● Work instructions:
Retype the records below exactly as they appear.
━━━ Data for this exercise
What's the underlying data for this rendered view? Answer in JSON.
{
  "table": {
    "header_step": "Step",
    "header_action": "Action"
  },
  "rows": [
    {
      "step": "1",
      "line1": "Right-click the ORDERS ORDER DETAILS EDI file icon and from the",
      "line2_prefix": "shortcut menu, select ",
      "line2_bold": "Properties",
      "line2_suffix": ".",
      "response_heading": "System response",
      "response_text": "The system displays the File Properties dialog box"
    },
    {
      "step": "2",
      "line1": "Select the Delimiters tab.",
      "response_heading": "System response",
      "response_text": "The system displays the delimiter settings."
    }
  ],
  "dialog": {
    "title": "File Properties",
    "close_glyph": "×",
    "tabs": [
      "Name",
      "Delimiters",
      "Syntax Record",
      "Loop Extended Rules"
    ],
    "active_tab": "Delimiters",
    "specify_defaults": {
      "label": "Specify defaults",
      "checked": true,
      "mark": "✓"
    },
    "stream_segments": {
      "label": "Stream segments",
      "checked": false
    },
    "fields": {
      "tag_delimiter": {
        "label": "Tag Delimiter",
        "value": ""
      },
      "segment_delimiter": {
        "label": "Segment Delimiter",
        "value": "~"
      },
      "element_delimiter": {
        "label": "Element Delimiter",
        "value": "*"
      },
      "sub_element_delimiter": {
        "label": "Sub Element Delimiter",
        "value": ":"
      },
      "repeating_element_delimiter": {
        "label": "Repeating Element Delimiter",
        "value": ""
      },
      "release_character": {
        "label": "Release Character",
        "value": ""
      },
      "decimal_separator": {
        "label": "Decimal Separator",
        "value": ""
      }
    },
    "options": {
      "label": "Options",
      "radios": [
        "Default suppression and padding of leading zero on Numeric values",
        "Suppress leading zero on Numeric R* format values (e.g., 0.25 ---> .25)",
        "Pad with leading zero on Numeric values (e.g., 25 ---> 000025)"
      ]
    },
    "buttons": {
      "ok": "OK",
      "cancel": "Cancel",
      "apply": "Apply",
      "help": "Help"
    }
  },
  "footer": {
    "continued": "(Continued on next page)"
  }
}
━━━━━━
● The completed task:
What's the underlying data for this rendered view? Answer in JSON.
{
  "table": {
    "header_step": "Step",
    "header_action": "Action"
  },
  "rows": [
    {
      "step": "1",
      "line1": "Right-click the ORDERS ORDER DETAILS EDI file icon and from the",
      "line2_prefix": "shortcut menu, select ",
      "line2_bold": "Properties",
      "line2_suffix": ".",
      "response_heading": "System response",
      "response_text": "The system displays the File Properties dialog box"
    },
    {
      "step": "2",
      "line1": "Select the Delimiters tab.",
      "response_heading": "System response",
      "response_text": "The system displays the delimiter settings."
    }
  ],
  "dialog": {
    "title": "File Properties",
    "close_glyph": "×",
    "tabs": [
      "Name",
      "Delimiters",
      "Syntax Record",
      "Loop Extended Rules"
    ],
    "active_tab": "Delimiters",
    "specify_defaults": {
      "label": "Specify defaults",
      "checked": true,
      "mark": "✓"
    },
    "stream_segments": {
      "label": "Stream segments",
      "checked": false
    },
    "fields": {
      "tag_delimiter": {
        "label": "Tag Delimiter",
        "value": ""
      },
      "segment_delimiter": {
        "label": "Segment Delimiter",
        "value": "~"
      },
      "element_delimiter": {
        "label": "Element Delimiter",
        "value": "*"
      },
      "sub_element_delimiter": {
        "label": "Sub Element Delimiter",
        "value": ":"
      },
      "repeating_element_delimiter": {
        "label": "Repeating Element Delimiter",
        "value": ""
      },
      "release_character": {
        "label": "Release Character",
        "value": ""
      },
      "decimal_separator": {
        "label": "Decimal Separator",
        "value": ""
      }
    },
    "options": {
      "label": "Options",
      "radios": [
        "Default suppression and padding of leading zero on Numeric values",
        "Suppress leading zero on Numeric R* format values (e.g., 0.25 ---> .25)",
        "Pad with leading zero on Numeric values (e.g., 25 ---> 000025)"
      ]
    },
    "buttons": {
      "ok": "OK",
      "cancel": "Cancel",
      "apply": "Apply",
      "help": "Help"
    }
  },
  "footer": {
    "continued": "(Continued on next page)"
  }
}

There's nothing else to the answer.